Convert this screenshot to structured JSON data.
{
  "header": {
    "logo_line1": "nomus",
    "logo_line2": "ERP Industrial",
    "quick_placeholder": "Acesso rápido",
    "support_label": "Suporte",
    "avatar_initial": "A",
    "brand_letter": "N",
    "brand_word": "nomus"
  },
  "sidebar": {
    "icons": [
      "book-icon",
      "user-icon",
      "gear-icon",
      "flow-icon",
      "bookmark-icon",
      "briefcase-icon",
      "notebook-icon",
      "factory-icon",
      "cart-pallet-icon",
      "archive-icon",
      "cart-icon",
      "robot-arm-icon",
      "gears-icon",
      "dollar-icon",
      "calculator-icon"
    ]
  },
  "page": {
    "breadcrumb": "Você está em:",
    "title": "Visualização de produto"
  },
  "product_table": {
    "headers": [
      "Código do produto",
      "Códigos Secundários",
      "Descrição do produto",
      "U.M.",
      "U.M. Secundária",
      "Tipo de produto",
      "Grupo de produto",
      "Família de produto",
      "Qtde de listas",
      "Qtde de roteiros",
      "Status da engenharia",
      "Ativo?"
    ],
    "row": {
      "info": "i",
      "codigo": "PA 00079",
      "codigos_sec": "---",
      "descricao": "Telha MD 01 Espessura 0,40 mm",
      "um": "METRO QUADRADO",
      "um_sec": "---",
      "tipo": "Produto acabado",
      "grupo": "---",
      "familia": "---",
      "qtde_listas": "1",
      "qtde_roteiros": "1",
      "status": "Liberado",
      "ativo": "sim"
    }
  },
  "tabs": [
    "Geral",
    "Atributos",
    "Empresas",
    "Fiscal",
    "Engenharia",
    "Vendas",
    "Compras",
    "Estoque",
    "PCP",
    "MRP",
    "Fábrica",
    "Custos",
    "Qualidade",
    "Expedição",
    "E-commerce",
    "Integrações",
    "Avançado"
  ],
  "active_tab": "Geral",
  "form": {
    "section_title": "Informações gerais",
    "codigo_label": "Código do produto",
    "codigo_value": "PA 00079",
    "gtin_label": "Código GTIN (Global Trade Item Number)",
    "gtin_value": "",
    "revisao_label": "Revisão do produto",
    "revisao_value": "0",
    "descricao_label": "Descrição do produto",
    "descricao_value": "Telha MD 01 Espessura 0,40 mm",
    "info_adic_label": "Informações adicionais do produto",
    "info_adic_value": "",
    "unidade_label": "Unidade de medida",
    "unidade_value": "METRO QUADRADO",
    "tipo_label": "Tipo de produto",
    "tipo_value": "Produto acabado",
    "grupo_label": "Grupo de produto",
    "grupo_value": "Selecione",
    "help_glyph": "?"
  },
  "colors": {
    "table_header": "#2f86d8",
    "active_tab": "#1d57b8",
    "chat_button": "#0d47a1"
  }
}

Instruction
Each line that contains the word "acabado" counts toward the total; give only that total.

Result of the task
2